WHAT YOU HAVE TO DO » Copy the lines holding the word "floret", all of them.

MATERIAL TO PROCESS »
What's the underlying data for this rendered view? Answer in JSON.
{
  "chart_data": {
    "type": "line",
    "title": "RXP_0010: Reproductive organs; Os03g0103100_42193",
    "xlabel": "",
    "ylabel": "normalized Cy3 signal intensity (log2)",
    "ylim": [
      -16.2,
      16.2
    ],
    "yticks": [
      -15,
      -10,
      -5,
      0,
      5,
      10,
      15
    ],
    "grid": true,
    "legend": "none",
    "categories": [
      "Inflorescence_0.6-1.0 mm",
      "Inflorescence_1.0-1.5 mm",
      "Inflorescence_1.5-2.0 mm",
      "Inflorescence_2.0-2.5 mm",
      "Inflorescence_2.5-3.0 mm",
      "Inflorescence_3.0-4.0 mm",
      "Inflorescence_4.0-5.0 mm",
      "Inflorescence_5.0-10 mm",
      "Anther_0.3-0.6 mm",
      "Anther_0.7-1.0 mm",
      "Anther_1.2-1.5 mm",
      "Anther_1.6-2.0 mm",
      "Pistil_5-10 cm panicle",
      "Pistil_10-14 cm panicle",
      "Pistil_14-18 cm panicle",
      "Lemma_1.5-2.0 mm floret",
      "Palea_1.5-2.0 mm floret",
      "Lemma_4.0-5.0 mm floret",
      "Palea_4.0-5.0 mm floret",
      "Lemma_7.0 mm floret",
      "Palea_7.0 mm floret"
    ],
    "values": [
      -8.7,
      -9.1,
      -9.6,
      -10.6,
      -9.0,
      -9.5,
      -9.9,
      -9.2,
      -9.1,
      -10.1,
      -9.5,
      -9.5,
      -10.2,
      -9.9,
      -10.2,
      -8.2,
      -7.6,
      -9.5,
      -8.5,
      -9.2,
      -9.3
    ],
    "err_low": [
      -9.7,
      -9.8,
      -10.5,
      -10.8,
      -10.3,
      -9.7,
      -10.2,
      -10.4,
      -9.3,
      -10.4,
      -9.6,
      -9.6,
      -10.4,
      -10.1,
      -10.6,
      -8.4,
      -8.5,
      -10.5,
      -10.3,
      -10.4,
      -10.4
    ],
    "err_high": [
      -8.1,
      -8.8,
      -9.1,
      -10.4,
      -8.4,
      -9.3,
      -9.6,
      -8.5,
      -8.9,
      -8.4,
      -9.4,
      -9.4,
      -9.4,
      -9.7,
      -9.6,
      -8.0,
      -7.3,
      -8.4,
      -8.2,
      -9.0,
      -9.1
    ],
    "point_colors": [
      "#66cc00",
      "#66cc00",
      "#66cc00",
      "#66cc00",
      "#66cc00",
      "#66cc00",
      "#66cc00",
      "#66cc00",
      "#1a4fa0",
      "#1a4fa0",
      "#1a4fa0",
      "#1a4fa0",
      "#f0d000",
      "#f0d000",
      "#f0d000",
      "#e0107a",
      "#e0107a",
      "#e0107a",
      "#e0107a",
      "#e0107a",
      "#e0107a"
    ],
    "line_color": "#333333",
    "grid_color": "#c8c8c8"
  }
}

OUTPUT BELOW »
      "Lemma_1.5-2.0 mm floret",
      "Palea_1.5-2.0 mm floret",
      "Lemma_4.0-5.0 mm floret",
      "Palea_4.0-5.0 mm floret",
      "Lemma_7.0 mm floret",
      "Palea_7.0 mm floret"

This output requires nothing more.